**Required task:**
Using the listing below, copy every line that mentions "this".

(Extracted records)
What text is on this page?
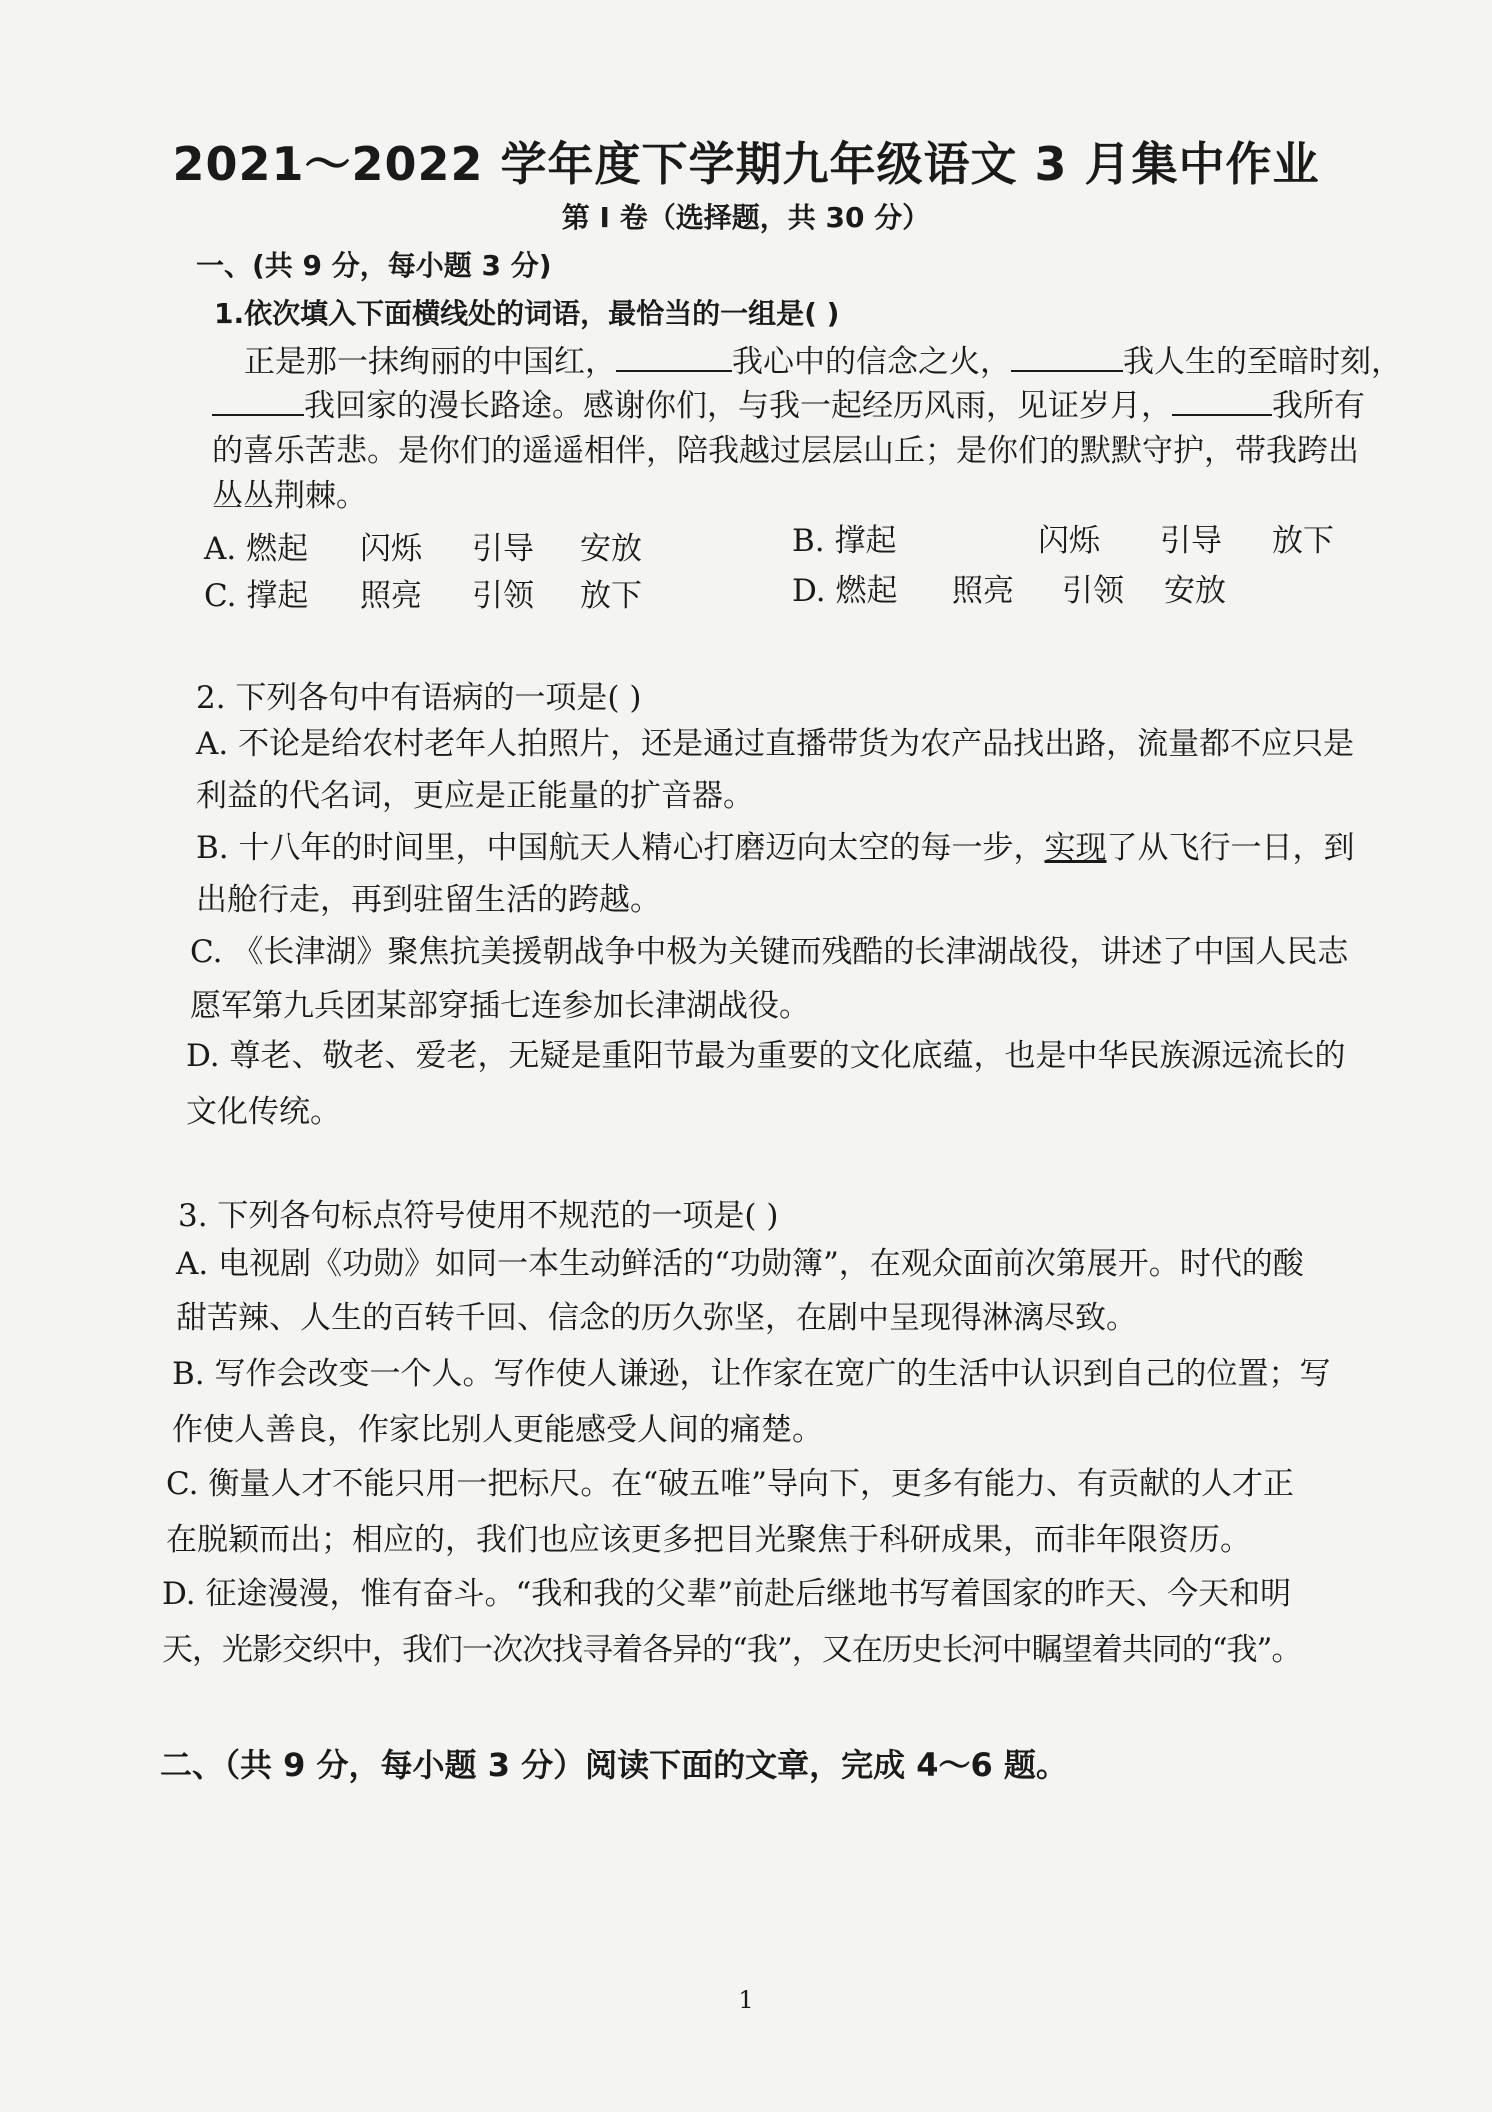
2021～2022 学年度下学期九年级语文 3 月集中作业
第 I 卷（选择题，共 30 分）
一、(共 9 分，每小题 3 分)
1.依次填入下面横线处的词语，最恰当的一组是( )
正是那一抹绚丽的中国红，	我心中的信念之火，	我人生的至暗时刻，
我回家的漫长路途。感谢你们，与我一起经历风雨，见证岁月，	我所有
的喜乐苦悲。是你们的遥遥相伴，陪我越过层层山丘；是你们的默默守护，带我跨出
丛丛荆棘。
A. 燃起 闪烁 引导 安放	B. 撑起	闪烁 引导 放下
C. 撑起 照亮 引领 放下	D. 燃起 照亮 引领 安放
2. 下列各句中有语病的一项是( )
A. 不论是给农村老年人拍照片，还是通过直播带货为农产品找出路，流量都不应只是
利益的代名词，更应是正能量的扩音器。
B. 十八年的时间里，中国航天人精心打磨迈向太空的每一步，实现了从飞行一日，到
出舱行走，再到驻留生活的跨越。
C. 《长津湖》聚焦抗美援朝战争中极为关键而残酷的长津湖战役，讲述了中国人民志
愿军第九兵团某部穿插七连参加长津湖战役。
D. 尊老、敬老、爱老，无疑是重阳节最为重要的文化底蕴，也是中华民族源远流长的
文化传统。
3. 下列各句标点符号使用不规范的一项是( )
A. 电视剧《功勋》如同一本生动鲜活的“功勋簿”，在观众面前次第展开。时代的酸
甜苦辣、人生的百转千回、信念的历久弥坚，在剧中呈现得淋漓尽致。
B. 写作会改变一个人。写作使人谦逊，让作家在宽广的生活中认识到自己的位置；写
作使人善良，作家比别人更能感受人间的痛楚。
C. 衡量人才不能只用一把标尺。在“破五唯”导向下，更多有能力、有贡献的人才正
在脱颖而出；相应的，我们也应该更多把目光聚焦于科研成果，而非年限资历。
D. 征途漫漫，惟有奋斗。“我和我的父辈”前赴后继地书写着国家的昨天、今天和明
天，光影交织中，我们一次次找寻着各异的“我”，又在历史长河中瞩望着共同的“我”。
二、（共 9 分，每小题 3 分）阅读下面的文章，完成 4～6 题。
1
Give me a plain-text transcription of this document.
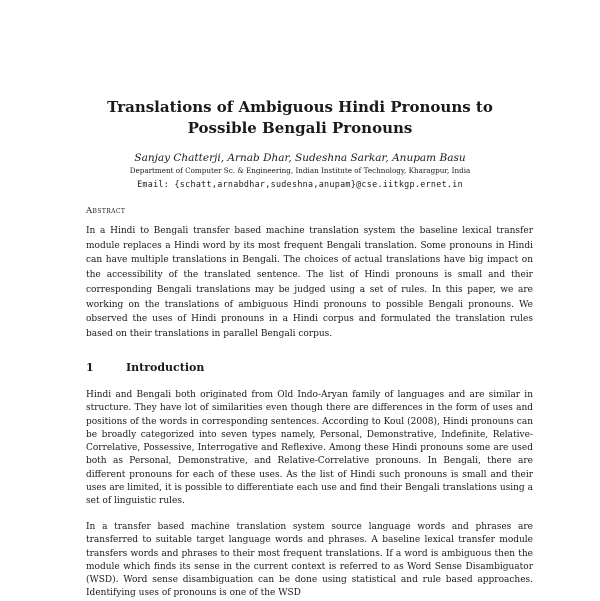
Translations of Ambiguous Hindi Pronouns to
Possible Bengali Pronouns
Sanjay Chatterji, Arnab Dhar, Sudeshna Sarkar, Anupam Basu
Department of Computer Sc. & Engineering, Indian Institute of Technology, Kharagpur, India
Email: {schatt,arnabdhar,sudeshna,anupam}@cse.iitkgp.ernet.in
Abstract
In a Hindi to Bengali transfer based machine translation system the baseline lexical transfer module replaces a Hindi word by its most frequent Bengali translation. Some pronouns in Hindi can have multiple translations in Bengali. The choices of actual translations have big impact on the accessibility of the translated sentence. The list of Hindi pronouns is small and their corresponding Bengali translations may be judged using a set of rules. In this paper, we are working on the translations of ambiguous Hindi pronouns to possible Bengali pronouns. We observed the uses of Hindi pronouns in a Hindi corpus and formulated the translation rules based on their translations in parallel Bengali corpus.
1	Introduction
Hindi and Bengali both originated from Old Indo-Aryan family of languages and are similar in structure. They have lot of similarities even though there are differences in the form of uses and positions of the words in corresponding sentences. According to Koul (2008), Hindi pronouns can be broadly categorized into seven types namely, Personal, Demonstrative, Indefinite, Relative-Correlative, Possessive, Interrogative and Reflexive. Among these Hindi pronouns some are used both as Personal, Demonstrative, and Relative-Correlative pronouns. In Bengali, there are different pronouns for each of these uses. As the list of Hindi such pronouns is small and their uses are limited, it is possible to differentiate each use and find their Bengali translations using a set of linguistic rules.
In a transfer based machine translation system source language words and phrases are transferred to suitable target language words and phrases. A baseline lexical transfer module transfers words and phrases to their most frequent translations. If a word is ambiguous then the module which finds its sense in the current context is referred to as Word Sense Disambiguator (WSD). Word sense disambiguation can be done using statistical and rule based approaches. Identifying uses of pronouns is one of the WSD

**Worked solution:**
What text is on this page?
Give me a plain-text transcription of this document.
In a Hindi to Bengali transfer based machine translation system the baseline lexical transfer module replaces a Hindi word by its most frequent Bengali translation. Some pronouns in Hindi can have multiple translations in Bengali. The choices of actual translations have big impact on the accessibility of the translated sentence. The list of Hindi pronouns is small and their corresponding Bengali translations may be judged using a set of rules. In this paper, we are working on the translations of ambiguous Hindi pronouns to possible Bengali pronouns. We observed the uses of Hindi pronouns in a Hindi corpus and formulated the translation rules based on their translations in parallel Bengali corpus.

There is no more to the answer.